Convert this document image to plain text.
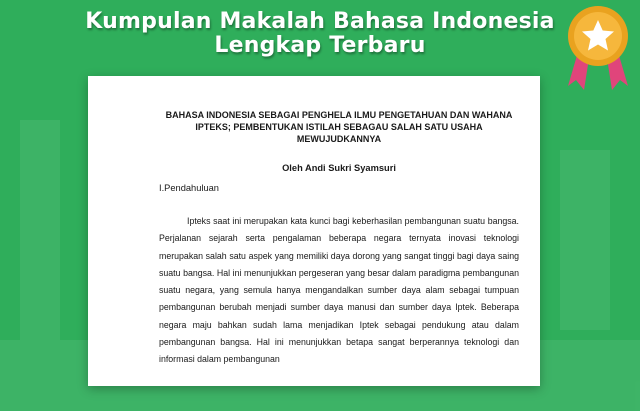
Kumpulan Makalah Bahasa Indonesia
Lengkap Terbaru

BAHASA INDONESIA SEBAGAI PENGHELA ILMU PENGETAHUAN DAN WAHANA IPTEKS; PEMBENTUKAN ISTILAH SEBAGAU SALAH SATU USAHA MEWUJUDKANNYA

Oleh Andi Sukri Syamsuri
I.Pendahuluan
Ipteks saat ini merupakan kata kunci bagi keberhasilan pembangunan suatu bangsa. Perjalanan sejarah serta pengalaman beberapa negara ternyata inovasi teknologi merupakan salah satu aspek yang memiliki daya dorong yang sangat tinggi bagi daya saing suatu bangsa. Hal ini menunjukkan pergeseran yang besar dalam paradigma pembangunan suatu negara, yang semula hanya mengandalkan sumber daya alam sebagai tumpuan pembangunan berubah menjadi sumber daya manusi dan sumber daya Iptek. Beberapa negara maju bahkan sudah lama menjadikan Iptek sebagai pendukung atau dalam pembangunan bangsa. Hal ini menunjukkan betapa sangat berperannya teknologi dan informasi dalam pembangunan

### [Exercise details]
Return all of the data exactly as written, and drop the pictures.

### [Solved exercise]
Convert this document image to plain text.
Kumpulan Makalah Bahasa Indonesia
Lengkap Terbaru

BAHASA INDONESIA SEBAGAI PENGHELA ILMU PENGETAHUAN DAN WAHANA IPTEKS; PEMBENTUKAN ISTILAH SEBAGAU SALAH SATU USAHA MEWUJUDKANNYA

Oleh Andi Sukri Syamsuri
I.Pendahuluan
Ipteks saat ini merupakan kata kunci bagi keberhasilan pembangunan suatu bangsa. Perjalanan sejarah serta pengalaman beberapa negara ternyata inovasi teknologi merupakan salah satu aspek yang memiliki daya dorong yang sangat tinggi bagi daya saing suatu bangsa. Hal ini menunjukkan pergeseran yang besar dalam paradigma pembangunan suatu negara, yang semula hanya mengandalkan sumber daya alam sebagai tumpuan pembangunan berubah menjadi sumber daya manusi dan sumber daya Iptek. Beberapa negara maju bahkan sudah lama menjadikan Iptek sebagai pendukung atau dalam pembangunan bangsa. Hal ini menunjukkan betapa sangat berperannya teknologi dan informasi dalam pembangunan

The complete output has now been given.